**Stated goal:**
Identify each line below that contains the word "Breeder", and copy it out.

━━━━━━━━━━━━━━━━

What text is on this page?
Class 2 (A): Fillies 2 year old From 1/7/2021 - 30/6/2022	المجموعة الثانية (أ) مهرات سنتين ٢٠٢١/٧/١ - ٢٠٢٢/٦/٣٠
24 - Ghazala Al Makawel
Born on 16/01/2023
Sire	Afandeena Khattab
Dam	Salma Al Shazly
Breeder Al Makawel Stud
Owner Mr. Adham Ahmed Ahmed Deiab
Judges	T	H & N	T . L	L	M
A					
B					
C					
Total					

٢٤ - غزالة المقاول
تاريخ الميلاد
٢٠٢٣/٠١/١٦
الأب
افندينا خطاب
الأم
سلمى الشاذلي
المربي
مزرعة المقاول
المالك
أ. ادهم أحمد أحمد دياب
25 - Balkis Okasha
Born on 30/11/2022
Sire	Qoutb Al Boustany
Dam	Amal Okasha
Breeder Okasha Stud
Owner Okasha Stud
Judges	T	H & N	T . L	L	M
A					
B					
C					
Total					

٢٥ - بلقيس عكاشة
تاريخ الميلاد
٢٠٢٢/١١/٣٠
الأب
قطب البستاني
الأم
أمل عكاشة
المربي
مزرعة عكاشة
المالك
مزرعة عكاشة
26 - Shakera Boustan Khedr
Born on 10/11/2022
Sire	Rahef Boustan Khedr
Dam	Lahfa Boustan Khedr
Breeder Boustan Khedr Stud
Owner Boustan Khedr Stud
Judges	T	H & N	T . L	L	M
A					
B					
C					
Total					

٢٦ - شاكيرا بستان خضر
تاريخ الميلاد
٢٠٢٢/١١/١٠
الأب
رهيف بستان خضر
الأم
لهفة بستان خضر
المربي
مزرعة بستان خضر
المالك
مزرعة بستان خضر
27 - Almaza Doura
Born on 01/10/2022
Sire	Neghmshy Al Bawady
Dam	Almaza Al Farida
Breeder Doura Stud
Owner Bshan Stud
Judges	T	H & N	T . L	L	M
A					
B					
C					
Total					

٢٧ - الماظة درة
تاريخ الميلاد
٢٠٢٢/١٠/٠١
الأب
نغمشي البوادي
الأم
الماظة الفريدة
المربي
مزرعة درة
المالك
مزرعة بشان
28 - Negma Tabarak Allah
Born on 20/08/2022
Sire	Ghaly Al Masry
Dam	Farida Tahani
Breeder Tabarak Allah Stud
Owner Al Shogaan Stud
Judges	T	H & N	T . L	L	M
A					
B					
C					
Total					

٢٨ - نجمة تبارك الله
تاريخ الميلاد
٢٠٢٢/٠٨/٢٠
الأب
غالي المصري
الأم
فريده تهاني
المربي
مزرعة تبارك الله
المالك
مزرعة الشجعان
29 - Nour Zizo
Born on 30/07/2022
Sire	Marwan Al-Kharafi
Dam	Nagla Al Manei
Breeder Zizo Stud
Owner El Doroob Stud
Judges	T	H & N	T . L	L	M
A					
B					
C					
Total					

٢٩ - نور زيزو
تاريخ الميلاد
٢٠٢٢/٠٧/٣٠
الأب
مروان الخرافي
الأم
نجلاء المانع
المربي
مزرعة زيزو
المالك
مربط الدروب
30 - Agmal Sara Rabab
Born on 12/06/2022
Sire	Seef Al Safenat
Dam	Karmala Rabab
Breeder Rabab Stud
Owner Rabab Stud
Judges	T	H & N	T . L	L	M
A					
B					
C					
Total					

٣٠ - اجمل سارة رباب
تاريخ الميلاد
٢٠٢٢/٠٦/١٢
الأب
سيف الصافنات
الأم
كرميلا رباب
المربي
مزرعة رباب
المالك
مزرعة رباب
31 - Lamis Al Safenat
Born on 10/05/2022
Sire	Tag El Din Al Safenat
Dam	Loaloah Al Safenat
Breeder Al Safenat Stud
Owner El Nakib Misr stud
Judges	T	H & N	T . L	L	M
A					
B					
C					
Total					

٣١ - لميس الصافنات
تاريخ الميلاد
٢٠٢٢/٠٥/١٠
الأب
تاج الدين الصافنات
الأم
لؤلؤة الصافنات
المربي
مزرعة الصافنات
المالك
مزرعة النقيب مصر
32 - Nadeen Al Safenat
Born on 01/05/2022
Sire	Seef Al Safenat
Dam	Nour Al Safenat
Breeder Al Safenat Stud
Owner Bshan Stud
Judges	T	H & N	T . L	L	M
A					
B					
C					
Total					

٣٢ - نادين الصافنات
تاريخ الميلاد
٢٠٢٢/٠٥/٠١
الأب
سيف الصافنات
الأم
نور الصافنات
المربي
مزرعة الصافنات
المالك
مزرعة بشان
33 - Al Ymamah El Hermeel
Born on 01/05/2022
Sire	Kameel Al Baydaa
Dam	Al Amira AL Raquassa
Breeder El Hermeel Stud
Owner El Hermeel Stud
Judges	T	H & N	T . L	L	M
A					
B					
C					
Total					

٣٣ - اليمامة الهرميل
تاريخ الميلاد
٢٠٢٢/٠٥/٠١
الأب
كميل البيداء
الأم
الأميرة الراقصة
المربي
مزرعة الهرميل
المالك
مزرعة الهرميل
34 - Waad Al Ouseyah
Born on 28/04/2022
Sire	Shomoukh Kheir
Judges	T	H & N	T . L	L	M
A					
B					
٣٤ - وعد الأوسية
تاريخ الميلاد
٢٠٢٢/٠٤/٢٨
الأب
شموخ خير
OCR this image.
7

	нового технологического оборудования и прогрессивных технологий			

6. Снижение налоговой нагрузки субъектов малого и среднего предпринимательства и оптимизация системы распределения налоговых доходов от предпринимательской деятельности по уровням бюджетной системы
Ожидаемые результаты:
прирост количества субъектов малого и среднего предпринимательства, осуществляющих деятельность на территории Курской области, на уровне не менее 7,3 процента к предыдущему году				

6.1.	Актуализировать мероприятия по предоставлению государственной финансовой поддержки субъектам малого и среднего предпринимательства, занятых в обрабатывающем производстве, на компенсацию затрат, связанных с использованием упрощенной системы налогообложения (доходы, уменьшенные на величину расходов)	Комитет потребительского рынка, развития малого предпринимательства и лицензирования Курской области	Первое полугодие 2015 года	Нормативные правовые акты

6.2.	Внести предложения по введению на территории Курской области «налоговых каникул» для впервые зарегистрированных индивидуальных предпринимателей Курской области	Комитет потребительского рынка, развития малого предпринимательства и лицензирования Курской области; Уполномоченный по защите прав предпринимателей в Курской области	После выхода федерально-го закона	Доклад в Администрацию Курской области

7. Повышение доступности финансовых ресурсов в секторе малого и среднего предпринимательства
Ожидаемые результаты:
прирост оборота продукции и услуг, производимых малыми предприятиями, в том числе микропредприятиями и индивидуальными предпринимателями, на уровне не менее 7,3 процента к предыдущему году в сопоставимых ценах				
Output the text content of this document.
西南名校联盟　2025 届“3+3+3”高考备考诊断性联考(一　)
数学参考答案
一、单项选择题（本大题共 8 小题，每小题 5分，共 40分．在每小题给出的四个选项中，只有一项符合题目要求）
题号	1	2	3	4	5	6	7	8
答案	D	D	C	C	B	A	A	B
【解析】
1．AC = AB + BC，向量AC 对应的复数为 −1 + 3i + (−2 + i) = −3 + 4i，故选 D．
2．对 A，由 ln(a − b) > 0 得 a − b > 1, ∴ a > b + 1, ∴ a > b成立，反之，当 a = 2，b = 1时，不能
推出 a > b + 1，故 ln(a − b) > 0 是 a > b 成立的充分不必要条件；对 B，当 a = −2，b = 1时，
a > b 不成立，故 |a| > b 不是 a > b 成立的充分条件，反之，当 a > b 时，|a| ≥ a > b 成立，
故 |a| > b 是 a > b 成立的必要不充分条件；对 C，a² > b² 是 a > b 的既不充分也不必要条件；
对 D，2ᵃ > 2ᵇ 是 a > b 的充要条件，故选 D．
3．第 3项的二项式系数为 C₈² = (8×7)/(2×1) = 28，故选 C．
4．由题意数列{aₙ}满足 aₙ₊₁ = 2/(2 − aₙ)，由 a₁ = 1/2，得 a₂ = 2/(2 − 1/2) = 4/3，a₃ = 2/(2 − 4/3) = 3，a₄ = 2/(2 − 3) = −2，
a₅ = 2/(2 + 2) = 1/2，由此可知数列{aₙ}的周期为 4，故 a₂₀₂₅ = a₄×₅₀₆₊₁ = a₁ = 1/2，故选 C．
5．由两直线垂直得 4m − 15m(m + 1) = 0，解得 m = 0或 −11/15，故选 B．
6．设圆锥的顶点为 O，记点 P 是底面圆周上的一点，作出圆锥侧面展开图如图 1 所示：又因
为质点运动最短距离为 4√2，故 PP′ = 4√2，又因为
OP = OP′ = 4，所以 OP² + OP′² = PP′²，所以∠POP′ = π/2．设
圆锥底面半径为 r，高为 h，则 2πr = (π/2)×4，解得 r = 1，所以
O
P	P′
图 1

━━━━━━━━━━━━━━━━

**Task result:**
Breeder Al Makawel Stud
Breeder Okasha Stud
Breeder Boustan Khedr Stud
Breeder Doura Stud
Breeder Tabarak Allah Stud
Breeder Zizo Stud
Breeder Rabab Stud
Breeder Al Safenat Stud
Breeder Al Safenat Stud
Breeder El Hermeel Stud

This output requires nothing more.